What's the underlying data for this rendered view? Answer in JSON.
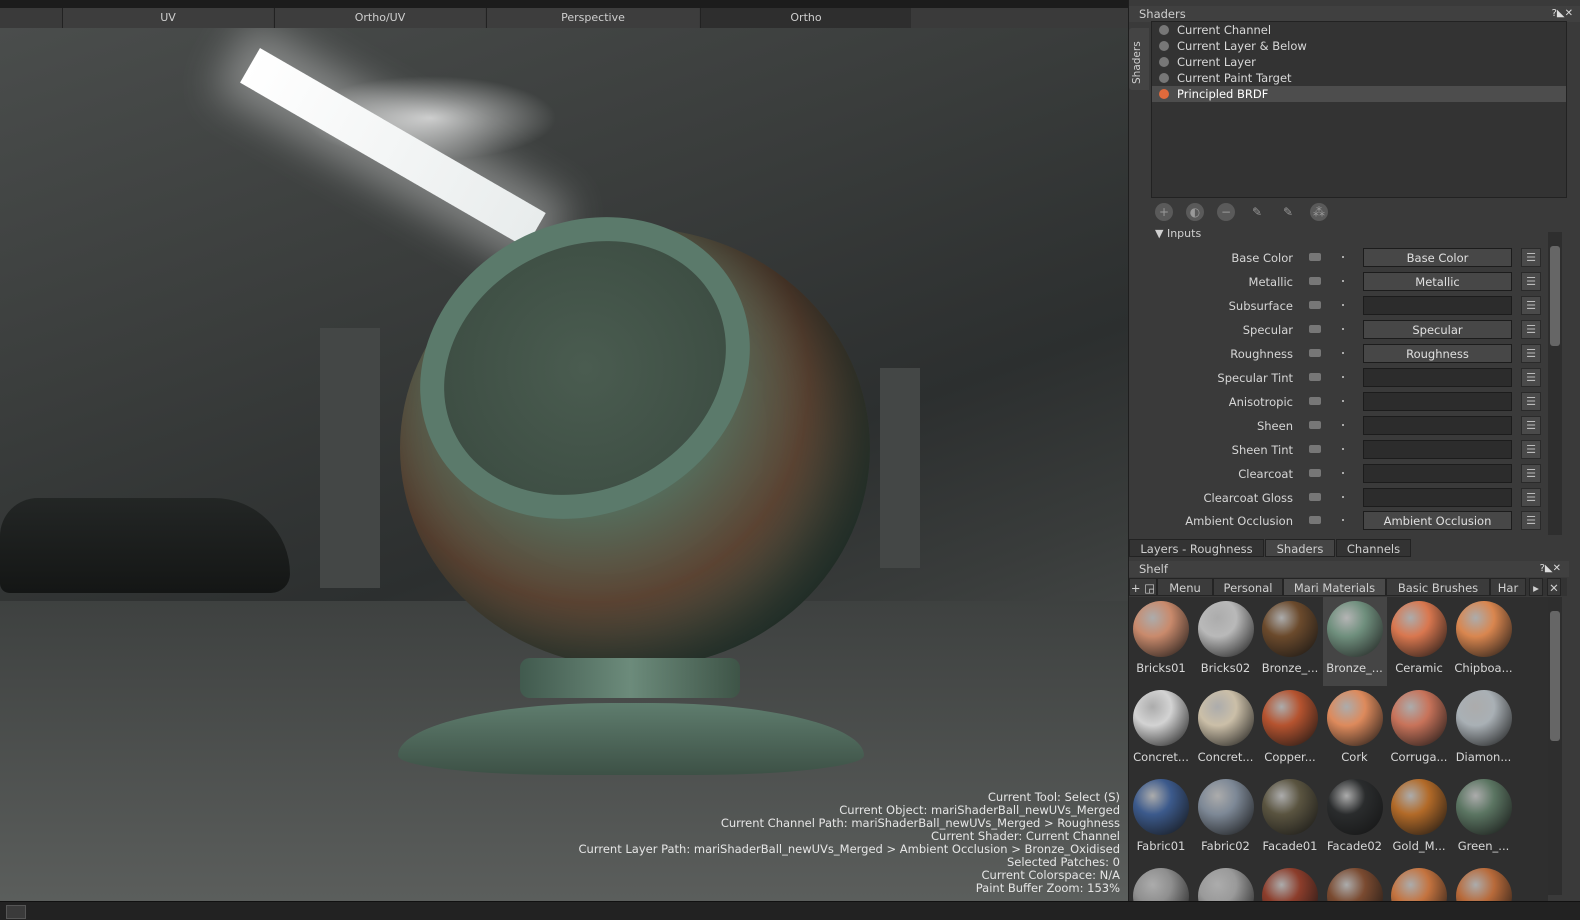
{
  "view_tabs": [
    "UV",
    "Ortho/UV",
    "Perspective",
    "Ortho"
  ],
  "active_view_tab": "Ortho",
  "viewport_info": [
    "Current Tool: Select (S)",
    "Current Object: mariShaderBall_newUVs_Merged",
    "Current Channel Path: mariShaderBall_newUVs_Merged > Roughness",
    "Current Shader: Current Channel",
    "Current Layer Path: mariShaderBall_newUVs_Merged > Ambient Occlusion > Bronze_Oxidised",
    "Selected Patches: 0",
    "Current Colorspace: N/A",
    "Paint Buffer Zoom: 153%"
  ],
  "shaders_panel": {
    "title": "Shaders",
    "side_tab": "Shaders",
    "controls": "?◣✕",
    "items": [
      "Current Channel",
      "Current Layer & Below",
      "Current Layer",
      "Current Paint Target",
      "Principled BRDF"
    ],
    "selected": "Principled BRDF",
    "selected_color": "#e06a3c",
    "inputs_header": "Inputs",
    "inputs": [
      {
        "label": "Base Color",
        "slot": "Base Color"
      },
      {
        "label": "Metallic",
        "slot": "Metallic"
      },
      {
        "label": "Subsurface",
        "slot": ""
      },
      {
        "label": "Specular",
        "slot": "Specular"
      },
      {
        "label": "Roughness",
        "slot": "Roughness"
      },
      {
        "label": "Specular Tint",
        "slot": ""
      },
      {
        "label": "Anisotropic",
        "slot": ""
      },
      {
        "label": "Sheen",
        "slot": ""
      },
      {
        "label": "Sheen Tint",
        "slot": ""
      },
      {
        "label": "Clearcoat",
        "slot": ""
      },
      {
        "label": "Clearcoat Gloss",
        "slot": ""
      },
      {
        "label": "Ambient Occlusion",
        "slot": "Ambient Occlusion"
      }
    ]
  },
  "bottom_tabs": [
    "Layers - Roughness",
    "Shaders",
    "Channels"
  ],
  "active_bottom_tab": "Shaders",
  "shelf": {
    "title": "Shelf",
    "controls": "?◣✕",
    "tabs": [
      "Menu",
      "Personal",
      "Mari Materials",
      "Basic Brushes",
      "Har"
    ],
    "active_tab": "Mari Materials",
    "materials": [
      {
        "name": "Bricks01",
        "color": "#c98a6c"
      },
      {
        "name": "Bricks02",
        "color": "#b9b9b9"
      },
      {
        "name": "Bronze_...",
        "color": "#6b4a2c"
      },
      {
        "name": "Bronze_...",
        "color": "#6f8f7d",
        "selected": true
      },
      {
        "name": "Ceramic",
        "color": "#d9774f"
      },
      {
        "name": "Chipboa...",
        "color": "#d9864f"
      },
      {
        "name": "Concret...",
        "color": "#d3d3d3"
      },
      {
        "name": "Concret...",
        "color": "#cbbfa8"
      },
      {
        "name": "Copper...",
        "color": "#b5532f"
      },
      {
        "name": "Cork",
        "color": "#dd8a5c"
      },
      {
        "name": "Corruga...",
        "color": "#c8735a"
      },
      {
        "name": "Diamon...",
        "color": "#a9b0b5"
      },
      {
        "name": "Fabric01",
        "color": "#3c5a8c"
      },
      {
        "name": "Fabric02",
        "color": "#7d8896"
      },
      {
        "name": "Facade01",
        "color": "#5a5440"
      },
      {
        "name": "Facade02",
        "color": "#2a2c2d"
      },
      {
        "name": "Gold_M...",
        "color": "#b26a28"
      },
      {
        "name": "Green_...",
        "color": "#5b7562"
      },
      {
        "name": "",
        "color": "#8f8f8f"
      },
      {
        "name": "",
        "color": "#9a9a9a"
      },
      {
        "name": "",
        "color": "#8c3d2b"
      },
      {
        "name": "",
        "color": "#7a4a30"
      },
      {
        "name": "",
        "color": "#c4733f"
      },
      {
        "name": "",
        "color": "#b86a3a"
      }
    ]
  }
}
=-=-=
**What the task asks:** Report how many lines in the data include the word "Ortho", and give nothing but the count.

**Answer to this exercise:** 3